- _Tasks to carry out_
a: In the forum thread on finding a formula for a sequence, what next value does TKHunny give for constant 5th differences?
b: From the forum thread on finding a formula for a sequence, transcribe the stretch from "Besides looking at" through "more basic techniques.".
c: Pick up the forum thread on finding a formula for a sequence after its last sentence and carry it forward.

- _Source document_

○ ○ ○ ○ ○

# find formula for series

• September 2nd 2010, 07:30 PM
Tclack
find formula for series
so If I listed the first few digits of a sequence, is there a method to break it down and determine the general equation for the nth term of a sequence?

for example:
Given:
1, 9, 37, 100, 225, 325

Does there exist a method to determine the equation is $(\frac{x(x+1)}{2})^2$

or even break it down as the series of $x^3$
• September 2nd 2010, 08:25 PM
TKHunny
No, no, No, and no. There is NO general formula. For any finite set, there are infinitely many solutions. Just pick one!

Constant 5th Ratios, the next value is 97.9471
Constant 5th Differences, the next value is 73

I think that nasty 37 is a bit of a problem.
• September 2nd 2010, 08:31 PM
Tclack
ok, well, maybe not a formula, but is there a popular algorithm used?

(oh, and I messed up, that was supposed to be a 36)
• September 2nd 2010, 09:42 PM
undefined
Quote:

Originally Posted by Tclack
ok, well, maybe not a formula, but is there a popular algorithm used?

(oh, and I messed up, that was supposed to be a 36)

As TKHunny pointed out, the problem with your original question is the word "the" in "the general equation". To elaborate, it is always possible to fit a sequence of n terms to a polynomial of degree n-1. From this alone we see there are infinitely many solutions.

Besides looking at constant nth differences we can think of solving a system of n linear equations in n unknowns. This can be done by hand (it can be pretty long) or with a machine, using linear algebra or more basic techniques.

Here's a nice article on the subject: When Every Answer Is Correct: Why Sequences and Number Patterns Fail the Test, by Donald L. White (PDF)

○ ○ ○ ○ ○

- _Extracted information_
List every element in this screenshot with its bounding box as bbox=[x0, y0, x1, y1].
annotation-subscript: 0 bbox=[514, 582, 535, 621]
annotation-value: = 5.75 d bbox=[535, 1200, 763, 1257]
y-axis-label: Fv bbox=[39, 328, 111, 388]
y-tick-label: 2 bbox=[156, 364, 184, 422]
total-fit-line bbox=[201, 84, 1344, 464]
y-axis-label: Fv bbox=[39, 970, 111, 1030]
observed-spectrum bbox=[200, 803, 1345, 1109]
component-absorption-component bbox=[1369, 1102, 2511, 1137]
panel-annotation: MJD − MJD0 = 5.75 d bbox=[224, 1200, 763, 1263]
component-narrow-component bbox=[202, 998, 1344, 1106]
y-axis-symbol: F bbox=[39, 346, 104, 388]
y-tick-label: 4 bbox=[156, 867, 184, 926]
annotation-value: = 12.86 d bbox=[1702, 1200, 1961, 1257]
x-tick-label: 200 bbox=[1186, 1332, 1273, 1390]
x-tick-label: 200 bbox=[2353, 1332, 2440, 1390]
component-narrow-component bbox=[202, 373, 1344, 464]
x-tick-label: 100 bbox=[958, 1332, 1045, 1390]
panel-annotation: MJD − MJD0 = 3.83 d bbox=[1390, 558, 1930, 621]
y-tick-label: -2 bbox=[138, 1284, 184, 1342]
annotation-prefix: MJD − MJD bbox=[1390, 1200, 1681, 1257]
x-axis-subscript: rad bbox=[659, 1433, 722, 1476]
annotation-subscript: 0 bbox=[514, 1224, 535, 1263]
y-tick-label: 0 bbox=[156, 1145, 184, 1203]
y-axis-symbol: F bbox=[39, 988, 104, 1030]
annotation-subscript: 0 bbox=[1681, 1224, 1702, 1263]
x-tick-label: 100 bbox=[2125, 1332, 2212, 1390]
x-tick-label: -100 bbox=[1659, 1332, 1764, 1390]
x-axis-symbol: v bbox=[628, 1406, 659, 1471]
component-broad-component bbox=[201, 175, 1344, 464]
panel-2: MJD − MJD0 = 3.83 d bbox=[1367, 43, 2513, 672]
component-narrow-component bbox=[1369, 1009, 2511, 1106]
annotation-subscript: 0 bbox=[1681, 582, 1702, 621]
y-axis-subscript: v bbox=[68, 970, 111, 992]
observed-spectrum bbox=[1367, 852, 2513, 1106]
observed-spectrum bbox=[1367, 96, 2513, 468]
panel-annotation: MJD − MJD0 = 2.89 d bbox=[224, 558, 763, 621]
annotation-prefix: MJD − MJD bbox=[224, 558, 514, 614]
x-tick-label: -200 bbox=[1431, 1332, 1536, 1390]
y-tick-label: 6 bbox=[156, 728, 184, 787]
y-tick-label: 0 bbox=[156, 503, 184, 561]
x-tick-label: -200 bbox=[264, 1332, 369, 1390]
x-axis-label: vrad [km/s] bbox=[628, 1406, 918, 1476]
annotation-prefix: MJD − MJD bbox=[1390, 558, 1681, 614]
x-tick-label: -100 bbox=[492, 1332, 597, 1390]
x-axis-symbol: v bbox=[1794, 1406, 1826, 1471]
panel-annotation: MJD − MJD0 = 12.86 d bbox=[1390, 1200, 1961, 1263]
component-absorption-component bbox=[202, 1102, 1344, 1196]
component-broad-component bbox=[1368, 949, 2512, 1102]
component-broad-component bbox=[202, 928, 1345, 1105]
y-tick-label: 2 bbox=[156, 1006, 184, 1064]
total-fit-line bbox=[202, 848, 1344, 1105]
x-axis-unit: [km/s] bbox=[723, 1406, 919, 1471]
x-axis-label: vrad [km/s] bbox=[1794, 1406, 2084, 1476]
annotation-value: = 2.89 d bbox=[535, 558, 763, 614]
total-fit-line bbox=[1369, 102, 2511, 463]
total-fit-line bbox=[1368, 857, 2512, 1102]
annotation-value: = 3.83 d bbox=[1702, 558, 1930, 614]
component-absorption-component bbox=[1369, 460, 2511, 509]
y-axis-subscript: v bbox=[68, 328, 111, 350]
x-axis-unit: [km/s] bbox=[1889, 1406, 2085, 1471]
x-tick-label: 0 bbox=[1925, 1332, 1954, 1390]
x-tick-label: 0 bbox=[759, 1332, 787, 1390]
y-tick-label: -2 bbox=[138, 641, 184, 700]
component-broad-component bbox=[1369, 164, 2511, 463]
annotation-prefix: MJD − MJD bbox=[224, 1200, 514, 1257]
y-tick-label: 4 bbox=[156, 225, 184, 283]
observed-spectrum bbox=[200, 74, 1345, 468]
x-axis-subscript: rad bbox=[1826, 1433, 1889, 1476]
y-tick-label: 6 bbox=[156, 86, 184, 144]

○ ○ ○ ○ ○

- _Answers for this exercise_
a: 73

b:
Besides looking at constant nth differences we can think of solving a system of n linear equations in n unknowns. This can be done by hand (it can be pretty long) or with a machine, using linear algebra or more basic techniques.

c:
• September 4th 2010, 08:49 AM
Soroban
Hello, Tclack!

Do you REALLY want to see the whole procedure?
Also your sequence is off . . . I'll correct it.

Quote:

If I listed the first few digits of a sequence,
is there a method to determine the general equation for the nth term

For example
Given: . $1,\:9,\:36,\:100,\:225,\;441,\:784,\: \hdots$

Does there exist a method to determine the equation is: $\left[\frac{n(n+1)}{2}\right]^2$?

We can "eyeball" the answer if we know some of mathematical trivia.

First, we recognize the sequence: . $1^3,\:3^2,\:6^2,\:10^2,\:15^2,\:21^2,\:\hdots$

. . These are the squares of consecutive Triangular Numbers.

Then we know that the $n^{th}$ Triangular Number is: . $\dfrac{n(n+1)}{2}$

Therefore, the generating function is: . $f(n) \;=\;\left[\dfrac{n(n+1)}{2}\right]^2$

~ ~ ~ ~ ~ ~ ~ ~ ~ ~ ~ ~ ~ ~ ~ ~ ~ ~ ~ ~ ~ ~ ~ ~ ~ ~ ~ ~ ~ ~ ~ ~ ~ ~ ~

Doing it "the long way", takes quite a while.

Take differences of consecutives terms of the sequence,
. . then take the differences of the differences, and so on.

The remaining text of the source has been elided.